_Prompt:_
Identify each line below that contains the word "legend", and copy it out.

_Materials provided:_

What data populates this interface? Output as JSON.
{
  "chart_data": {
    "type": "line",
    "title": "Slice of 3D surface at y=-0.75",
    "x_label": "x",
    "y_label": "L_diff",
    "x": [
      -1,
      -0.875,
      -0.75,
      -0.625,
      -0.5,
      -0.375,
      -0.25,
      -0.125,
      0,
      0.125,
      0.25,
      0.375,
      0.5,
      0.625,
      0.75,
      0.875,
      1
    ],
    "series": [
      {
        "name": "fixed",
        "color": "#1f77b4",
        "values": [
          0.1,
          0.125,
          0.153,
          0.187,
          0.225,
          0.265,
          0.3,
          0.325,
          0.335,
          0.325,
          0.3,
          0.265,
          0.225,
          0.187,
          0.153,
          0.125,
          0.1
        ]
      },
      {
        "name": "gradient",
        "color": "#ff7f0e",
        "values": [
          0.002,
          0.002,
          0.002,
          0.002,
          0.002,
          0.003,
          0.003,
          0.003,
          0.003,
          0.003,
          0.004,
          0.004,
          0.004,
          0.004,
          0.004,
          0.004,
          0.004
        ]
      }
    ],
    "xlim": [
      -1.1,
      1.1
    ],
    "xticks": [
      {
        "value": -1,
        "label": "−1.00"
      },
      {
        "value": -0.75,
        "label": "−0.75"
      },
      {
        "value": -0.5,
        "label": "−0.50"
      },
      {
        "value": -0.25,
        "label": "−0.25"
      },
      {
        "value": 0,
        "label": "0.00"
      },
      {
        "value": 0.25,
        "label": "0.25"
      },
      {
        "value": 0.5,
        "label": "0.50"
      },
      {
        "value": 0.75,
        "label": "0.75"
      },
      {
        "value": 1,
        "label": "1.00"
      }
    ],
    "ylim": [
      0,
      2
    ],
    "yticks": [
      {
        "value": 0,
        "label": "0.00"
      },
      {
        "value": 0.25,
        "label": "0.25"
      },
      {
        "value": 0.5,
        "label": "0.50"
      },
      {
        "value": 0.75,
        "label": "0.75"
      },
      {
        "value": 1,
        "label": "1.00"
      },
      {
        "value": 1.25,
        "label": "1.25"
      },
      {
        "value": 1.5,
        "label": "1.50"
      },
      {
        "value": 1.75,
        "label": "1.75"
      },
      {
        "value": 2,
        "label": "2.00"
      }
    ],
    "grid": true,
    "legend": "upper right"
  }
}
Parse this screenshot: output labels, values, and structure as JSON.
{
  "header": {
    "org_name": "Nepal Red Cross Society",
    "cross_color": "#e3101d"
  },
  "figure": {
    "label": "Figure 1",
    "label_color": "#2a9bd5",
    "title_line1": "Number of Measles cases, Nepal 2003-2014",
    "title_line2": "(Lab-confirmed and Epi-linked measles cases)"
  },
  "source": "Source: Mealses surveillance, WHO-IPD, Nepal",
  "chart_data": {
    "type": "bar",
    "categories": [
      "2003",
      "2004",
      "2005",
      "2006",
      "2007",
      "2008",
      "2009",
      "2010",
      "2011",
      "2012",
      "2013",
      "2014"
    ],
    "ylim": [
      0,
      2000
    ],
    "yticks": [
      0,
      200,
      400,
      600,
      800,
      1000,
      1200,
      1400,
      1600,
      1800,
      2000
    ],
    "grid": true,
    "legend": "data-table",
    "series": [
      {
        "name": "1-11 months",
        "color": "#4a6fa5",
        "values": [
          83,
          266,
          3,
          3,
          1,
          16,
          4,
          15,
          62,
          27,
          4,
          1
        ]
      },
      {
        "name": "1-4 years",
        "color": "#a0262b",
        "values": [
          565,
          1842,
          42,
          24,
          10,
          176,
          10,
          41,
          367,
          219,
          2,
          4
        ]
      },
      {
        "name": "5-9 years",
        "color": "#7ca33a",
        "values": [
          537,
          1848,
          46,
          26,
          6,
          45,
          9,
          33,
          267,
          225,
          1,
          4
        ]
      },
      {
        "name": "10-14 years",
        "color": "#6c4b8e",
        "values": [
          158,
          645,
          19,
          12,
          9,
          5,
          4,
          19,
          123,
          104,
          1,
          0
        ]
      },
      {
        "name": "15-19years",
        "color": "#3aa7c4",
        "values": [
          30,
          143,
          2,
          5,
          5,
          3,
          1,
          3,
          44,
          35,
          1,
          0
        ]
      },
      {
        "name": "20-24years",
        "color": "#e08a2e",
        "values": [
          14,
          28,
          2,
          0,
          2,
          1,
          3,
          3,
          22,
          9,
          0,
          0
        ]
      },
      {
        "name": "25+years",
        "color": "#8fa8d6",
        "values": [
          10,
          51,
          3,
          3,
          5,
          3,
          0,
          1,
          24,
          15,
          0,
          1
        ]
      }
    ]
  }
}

_Task answer:_
    "legend": "upper right"
    "legend": "data-table",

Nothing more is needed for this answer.